* TASK DESCRIPTION
From the listing below, select every line where the word "text" appears.

☆ ☆ ☆ ☆ ☆ ☆ ☆

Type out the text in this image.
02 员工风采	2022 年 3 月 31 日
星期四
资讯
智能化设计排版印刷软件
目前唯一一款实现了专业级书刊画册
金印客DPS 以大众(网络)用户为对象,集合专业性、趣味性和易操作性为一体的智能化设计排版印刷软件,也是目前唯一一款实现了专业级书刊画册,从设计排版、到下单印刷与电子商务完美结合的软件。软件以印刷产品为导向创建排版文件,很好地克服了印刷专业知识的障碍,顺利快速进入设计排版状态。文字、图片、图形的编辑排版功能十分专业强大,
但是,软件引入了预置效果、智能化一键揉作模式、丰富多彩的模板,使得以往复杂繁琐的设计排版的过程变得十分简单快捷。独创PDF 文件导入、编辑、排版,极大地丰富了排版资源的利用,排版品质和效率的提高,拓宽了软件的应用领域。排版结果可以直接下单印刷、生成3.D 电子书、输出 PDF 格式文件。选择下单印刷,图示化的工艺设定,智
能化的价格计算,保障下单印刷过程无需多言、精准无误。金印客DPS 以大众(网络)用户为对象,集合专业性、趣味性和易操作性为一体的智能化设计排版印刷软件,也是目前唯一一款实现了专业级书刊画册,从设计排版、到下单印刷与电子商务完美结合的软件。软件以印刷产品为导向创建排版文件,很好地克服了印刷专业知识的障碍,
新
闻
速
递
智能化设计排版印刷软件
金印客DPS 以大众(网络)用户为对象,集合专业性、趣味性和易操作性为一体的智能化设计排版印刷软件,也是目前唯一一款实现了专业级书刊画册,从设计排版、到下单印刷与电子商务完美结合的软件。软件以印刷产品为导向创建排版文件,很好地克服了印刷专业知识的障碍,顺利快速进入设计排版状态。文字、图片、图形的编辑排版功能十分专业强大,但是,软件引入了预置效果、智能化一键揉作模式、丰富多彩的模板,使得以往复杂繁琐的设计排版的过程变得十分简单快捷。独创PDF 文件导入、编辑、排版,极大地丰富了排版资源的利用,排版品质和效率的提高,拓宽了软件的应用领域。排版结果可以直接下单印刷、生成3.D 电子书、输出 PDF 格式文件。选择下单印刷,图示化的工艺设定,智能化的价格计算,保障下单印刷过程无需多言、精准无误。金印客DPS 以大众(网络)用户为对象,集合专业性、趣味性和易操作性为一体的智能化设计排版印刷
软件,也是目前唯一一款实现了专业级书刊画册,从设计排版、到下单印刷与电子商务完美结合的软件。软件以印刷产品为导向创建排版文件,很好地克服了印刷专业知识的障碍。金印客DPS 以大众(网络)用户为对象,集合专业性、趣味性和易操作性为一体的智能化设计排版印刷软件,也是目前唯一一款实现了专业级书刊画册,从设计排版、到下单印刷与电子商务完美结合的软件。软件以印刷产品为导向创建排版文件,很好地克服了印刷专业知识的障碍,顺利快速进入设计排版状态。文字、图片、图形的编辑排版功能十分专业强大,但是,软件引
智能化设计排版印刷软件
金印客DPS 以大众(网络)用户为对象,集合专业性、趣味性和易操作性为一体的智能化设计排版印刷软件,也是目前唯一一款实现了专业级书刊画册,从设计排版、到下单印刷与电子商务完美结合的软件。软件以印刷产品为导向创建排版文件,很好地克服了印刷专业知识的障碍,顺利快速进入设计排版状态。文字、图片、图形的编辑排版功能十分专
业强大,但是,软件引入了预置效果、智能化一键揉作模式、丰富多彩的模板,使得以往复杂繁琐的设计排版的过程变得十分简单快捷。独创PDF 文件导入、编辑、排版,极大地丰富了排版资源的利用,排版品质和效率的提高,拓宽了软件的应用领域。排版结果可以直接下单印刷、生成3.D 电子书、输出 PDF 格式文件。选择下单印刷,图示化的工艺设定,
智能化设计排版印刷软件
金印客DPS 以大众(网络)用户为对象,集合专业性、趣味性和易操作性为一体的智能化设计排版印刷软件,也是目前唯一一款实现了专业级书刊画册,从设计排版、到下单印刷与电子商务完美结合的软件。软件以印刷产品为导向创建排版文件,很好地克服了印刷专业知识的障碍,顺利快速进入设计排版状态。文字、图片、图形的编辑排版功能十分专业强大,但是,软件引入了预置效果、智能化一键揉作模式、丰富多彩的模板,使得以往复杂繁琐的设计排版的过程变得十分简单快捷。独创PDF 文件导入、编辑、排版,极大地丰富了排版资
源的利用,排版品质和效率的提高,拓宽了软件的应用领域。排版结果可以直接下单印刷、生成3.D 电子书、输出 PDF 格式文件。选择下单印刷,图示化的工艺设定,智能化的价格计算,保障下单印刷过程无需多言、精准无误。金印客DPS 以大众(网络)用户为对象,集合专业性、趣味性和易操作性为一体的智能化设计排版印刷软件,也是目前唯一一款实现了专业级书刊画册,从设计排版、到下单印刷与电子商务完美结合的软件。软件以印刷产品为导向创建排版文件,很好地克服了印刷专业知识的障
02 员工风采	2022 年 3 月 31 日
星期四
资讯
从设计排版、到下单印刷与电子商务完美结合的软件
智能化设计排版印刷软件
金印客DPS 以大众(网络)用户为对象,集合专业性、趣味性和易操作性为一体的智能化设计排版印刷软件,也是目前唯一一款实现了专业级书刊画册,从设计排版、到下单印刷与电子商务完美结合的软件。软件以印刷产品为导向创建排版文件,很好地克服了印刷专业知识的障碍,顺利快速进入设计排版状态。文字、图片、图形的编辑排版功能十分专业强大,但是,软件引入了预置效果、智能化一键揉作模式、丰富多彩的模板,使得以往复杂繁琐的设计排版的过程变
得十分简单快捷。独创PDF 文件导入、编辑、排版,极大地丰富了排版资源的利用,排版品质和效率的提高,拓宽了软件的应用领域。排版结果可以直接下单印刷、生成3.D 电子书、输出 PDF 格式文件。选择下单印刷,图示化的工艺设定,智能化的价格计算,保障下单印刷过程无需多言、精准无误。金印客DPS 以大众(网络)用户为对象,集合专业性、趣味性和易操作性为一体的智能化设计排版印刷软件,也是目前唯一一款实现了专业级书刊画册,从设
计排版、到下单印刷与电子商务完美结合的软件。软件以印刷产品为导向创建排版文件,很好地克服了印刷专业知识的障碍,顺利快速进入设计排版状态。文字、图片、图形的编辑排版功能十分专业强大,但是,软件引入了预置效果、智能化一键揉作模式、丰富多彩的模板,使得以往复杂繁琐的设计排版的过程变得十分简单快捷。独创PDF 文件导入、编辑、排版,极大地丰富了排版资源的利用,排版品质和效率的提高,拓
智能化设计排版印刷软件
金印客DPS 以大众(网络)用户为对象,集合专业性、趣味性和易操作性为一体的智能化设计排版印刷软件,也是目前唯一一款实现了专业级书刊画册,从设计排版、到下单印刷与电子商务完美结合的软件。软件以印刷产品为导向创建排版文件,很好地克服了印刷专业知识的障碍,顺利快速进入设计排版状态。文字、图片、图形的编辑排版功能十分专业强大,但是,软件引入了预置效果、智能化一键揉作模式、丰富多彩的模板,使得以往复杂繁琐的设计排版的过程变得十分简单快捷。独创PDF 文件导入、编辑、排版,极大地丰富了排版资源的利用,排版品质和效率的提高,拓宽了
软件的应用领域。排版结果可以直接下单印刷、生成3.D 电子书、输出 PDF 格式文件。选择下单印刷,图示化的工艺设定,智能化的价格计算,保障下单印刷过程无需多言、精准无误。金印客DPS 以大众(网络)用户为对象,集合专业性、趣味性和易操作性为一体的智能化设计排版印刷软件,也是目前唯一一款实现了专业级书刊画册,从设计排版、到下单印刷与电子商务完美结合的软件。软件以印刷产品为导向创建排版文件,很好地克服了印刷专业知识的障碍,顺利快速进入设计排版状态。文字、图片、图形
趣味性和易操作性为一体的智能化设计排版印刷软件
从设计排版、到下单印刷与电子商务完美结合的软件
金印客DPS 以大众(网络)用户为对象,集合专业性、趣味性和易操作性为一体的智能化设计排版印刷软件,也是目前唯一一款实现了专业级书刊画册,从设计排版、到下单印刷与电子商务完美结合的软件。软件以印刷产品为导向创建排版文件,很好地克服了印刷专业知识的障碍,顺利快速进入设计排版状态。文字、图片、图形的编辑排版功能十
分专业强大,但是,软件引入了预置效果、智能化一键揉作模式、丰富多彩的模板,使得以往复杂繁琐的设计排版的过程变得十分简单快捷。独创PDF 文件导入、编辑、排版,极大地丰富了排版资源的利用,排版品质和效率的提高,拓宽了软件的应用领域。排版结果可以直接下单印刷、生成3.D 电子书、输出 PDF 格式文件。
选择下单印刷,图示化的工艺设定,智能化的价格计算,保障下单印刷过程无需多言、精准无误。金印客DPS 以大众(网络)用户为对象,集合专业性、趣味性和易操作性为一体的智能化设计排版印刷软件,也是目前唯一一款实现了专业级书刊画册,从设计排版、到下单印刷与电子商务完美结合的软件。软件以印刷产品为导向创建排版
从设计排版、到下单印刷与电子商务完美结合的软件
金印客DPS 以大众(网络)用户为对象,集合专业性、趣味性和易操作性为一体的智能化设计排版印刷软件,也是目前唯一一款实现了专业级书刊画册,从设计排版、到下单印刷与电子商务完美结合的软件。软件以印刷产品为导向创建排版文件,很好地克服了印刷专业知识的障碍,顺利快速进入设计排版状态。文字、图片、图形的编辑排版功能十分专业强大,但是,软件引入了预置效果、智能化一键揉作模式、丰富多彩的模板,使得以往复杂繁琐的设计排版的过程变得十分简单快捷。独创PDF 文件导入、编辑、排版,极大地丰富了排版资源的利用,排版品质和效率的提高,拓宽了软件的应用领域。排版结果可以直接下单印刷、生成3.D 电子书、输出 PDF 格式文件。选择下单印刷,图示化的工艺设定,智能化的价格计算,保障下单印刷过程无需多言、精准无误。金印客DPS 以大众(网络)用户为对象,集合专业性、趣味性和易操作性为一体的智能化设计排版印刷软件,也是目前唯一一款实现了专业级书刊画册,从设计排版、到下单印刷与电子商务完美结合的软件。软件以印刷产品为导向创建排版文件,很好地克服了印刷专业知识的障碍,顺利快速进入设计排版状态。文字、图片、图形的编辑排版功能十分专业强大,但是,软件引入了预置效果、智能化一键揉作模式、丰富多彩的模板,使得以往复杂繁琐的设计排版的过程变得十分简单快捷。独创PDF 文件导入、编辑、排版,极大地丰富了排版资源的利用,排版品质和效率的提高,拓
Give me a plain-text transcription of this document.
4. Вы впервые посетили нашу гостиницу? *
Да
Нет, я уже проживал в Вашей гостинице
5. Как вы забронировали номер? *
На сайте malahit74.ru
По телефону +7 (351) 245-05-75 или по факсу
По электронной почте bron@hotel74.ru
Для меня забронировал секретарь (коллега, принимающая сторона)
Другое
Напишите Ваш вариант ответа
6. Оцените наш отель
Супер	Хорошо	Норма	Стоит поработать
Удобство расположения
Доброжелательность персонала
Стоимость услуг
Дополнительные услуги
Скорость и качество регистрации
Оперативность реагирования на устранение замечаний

☆ ☆ ☆ ☆ ☆ ☆ ☆

* EXERCISE SOLUTION
Type out the text in this image.
Give me a plain-text transcription of this document.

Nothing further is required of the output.